Beginning with the first entry, set down each one exactly as shown.
**** Record extracts
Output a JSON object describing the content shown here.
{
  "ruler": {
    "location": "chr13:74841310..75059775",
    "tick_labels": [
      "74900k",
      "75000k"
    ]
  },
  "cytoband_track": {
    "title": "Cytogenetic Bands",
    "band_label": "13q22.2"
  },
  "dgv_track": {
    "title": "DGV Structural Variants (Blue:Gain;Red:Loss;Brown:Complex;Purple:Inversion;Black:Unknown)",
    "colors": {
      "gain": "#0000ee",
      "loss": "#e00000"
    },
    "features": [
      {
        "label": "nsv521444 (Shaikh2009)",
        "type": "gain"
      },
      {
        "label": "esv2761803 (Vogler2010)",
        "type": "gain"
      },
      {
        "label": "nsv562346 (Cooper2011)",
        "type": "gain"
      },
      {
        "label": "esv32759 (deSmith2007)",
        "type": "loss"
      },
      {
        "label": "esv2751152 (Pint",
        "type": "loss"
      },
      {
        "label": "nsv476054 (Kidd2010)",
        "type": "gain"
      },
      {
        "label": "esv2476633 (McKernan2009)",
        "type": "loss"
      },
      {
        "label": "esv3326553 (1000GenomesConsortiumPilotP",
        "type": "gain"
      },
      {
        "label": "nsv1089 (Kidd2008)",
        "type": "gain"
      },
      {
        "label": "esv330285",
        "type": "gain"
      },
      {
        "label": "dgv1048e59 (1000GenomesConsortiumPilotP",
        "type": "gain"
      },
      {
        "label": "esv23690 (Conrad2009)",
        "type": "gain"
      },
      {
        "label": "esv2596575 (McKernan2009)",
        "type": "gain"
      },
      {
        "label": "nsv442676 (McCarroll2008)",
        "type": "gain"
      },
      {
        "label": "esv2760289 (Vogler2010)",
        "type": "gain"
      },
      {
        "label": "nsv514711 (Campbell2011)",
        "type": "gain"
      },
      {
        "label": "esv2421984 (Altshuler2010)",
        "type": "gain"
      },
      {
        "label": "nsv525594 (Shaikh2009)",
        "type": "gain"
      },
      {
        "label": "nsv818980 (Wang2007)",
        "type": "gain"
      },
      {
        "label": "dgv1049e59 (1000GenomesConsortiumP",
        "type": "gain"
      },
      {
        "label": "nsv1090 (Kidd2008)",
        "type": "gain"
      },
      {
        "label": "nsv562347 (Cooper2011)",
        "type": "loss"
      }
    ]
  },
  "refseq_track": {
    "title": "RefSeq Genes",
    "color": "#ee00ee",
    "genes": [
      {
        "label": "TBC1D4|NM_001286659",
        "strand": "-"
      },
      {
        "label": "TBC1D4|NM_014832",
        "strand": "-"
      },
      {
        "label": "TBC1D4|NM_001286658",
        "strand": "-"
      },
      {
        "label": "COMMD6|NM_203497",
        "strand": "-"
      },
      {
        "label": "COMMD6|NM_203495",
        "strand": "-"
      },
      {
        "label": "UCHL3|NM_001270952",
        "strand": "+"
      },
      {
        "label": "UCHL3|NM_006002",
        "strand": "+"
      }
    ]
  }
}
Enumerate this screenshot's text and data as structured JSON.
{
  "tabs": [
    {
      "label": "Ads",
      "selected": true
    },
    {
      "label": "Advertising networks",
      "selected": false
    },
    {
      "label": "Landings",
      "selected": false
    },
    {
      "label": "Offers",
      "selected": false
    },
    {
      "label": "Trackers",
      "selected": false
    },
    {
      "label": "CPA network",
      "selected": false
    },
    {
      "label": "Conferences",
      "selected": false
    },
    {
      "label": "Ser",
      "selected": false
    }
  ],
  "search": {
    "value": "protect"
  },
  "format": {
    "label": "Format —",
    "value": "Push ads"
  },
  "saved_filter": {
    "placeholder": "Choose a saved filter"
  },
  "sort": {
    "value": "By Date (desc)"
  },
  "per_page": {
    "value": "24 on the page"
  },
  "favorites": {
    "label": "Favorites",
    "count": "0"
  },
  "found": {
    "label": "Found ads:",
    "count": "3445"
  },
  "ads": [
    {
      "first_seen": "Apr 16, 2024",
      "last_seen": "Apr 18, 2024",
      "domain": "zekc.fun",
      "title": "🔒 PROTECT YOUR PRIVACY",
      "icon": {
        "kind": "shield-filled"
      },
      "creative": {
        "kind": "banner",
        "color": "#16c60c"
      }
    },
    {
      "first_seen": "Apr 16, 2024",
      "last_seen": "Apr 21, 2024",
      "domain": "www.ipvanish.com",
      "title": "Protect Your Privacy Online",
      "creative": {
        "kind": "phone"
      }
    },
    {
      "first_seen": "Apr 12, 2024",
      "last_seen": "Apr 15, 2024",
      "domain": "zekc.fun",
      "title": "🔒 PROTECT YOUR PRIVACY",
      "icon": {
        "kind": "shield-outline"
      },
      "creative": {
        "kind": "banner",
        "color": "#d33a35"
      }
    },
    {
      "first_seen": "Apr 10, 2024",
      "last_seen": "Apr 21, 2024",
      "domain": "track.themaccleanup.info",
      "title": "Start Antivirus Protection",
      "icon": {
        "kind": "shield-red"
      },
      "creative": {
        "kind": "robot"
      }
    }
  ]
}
********
» Answer below:
Output a JSON object describing the content shown here.
{
  "ruler": {
    "location": "chr13:74841310..75059775",
    "tick_labels": [
      "74900k",
      "75000k"
    ]
  },
  "cytoband_track": {
    "title": "Cytogenetic Bands",
    "band_label": "13q22.2"
  },
  "dgv_track": {
    "title": "DGV Structural Variants (Blue:Gain;Red:Loss;Brown:Complex;Purple:Inversion;Black:Unknown)",
    "colors": {
      "gain": "#0000ee",
      "loss": "#e00000"
    },
    "features": [
      {
        "label": "nsv521444 (Shaikh2009)",
        "type": "gain"
      },
      {
        "label": "esv2761803 (Vogler2010)",
        "type": "gain"
      },
      {
        "label": "nsv562346 (Cooper2011)",
        "type": "gain"
      },
      {
        "label": "esv32759 (deSmith2007)",
        "type": "loss"
      },
      {
        "label": "esv2751152 (Pint",
        "type": "loss"
      },
      {
        "label": "nsv476054 (Kidd2010)",
        "type": "gain"
      },
      {
        "label": "esv2476633 (McKernan2009)",
        "type": "loss"
      },
      {
        "label": "esv3326553 (1000GenomesConsortiumPilotP",
        "type": "gain"
      },
      {
        "label": "nsv1089 (Kidd2008)",
        "type": "gain"
      },
      {
        "label": "esv330285",
        "type": "gain"
      },
      {
        "label": "dgv1048e59 (1000GenomesConsortiumPilotP",
        "type": "gain"
      },
      {
        "label": "esv23690 (Conrad2009)",
        "type": "gain"
      },
      {
        "label": "esv2596575 (McKernan2009)",
        "type": "gain"
      },
      {
        "label": "nsv442676 (McCarroll2008)",
        "type": "gain"
      },
      {
        "label": "esv2760289 (Vogler2010)",
        "type": "gain"
      },
      {
        "label": "nsv514711 (Campbell2011)",
        "type": "gain"
      },
      {
        "label": "esv2421984 (Altshuler2010)",
        "type": "gain"
      },
      {
        "label": "nsv525594 (Shaikh2009)",
        "type": "gain"
      },
      {
        "label": "nsv818980 (Wang2007)",
        "type": "gain"
      },
      {
        "label": "dgv1049e59 (1000GenomesConsortiumP",
        "type": "gain"
      },
      {
        "label": "nsv1090 (Kidd2008)",
        "type": "gain"
      },
      {
        "label": "nsv562347 (Cooper2011)",
        "type": "loss"
      }
    ]
  },
  "refseq_track": {
    "title": "RefSeq Genes",
    "color": "#ee00ee",
    "genes": [
      {
        "label": "TBC1D4|NM_001286659",
        "strand": "-"
      },
      {
        "label": "TBC1D4|NM_014832",
        "strand": "-"
      },
      {
        "label": "TBC1D4|NM_001286658",
        "strand": "-"
      },
      {
        "label": "COMMD6|NM_203497",
        "strand": "-"
      },
      {
        "label": "COMMD6|NM_203495",
        "strand": "-"
      },
      {
        "label": "UCHL3|NM_001270952",
        "strand": "+"
      },
      {
        "label": "UCHL3|NM_006002",
        "strand": "+"
      }
    ]
  }
}
Enumerate this screenshot's text and data as structured JSON.
{
  "tabs": [
    {
      "label": "Ads",
      "selected": true
    },
    {
      "label": "Advertising networks",
      "selected": false
    },
    {
      "label": "Landings",
      "selected": false
    },
    {
      "label": "Offers",
      "selected": false
    },
    {
      "label": "Trackers",
      "selected": false
    },
    {
      "label": "CPA network",
      "selected": false
    },
    {
      "label": "Conferences",
      "selected": false
    },
    {
      "label": "Ser",
      "selected": false
    }
  ],
  "search": {
    "value": "protect"
  },
  "format": {
    "label": "Format —",
    "value": "Push ads"
  },
  "saved_filter": {
    "placeholder": "Choose a saved filter"
  },
  "sort": {
    "value": "By Date (desc)"
  },
  "per_page": {
    "value": "24 on the page"
  },
  "favorites": {
    "label": "Favorites",
    "count": "0"
  },
  "found": {
    "label": "Found ads:",
    "count": "3445"
  },
  "ads": [
    {
      "first_seen": "Apr 16, 2024",
      "last_seen": "Apr 18, 2024",
      "domain": "zekc.fun",
      "title": "🔒 PROTECT YOUR PRIVACY",
      "icon": {
        "kind": "shield-filled"
      },
      "creative": {
        "kind": "banner",
        "color": "#16c60c"
      }
    },
    {
      "first_seen": "Apr 16, 2024",
      "last_seen": "Apr 21, 2024",
      "domain": "www.ipvanish.com",
      "title": "Protect Your Privacy Online",
      "creative": {
        "kind": "phone"
      }
    },
    {
      "first_seen": "Apr 12, 2024",
      "last_seen": "Apr 15, 2024",
      "domain": "zekc.fun",
      "title": "🔒 PROTECT YOUR PRIVACY",
      "icon": {
        "kind": "shield-outline"
      },
      "creative": {
        "kind": "banner",
        "color": "#d33a35"
      }
    },
    {
      "first_seen": "Apr 10, 2024",
      "last_seen": "Apr 21, 2024",
      "domain": "track.themaccleanup.info",
      "title": "Start Antivirus Protection",
      "icon": {
        "kind": "shield-red"
      },
      "creative": {
        "kind": "robot"
      }
    }
  ]
}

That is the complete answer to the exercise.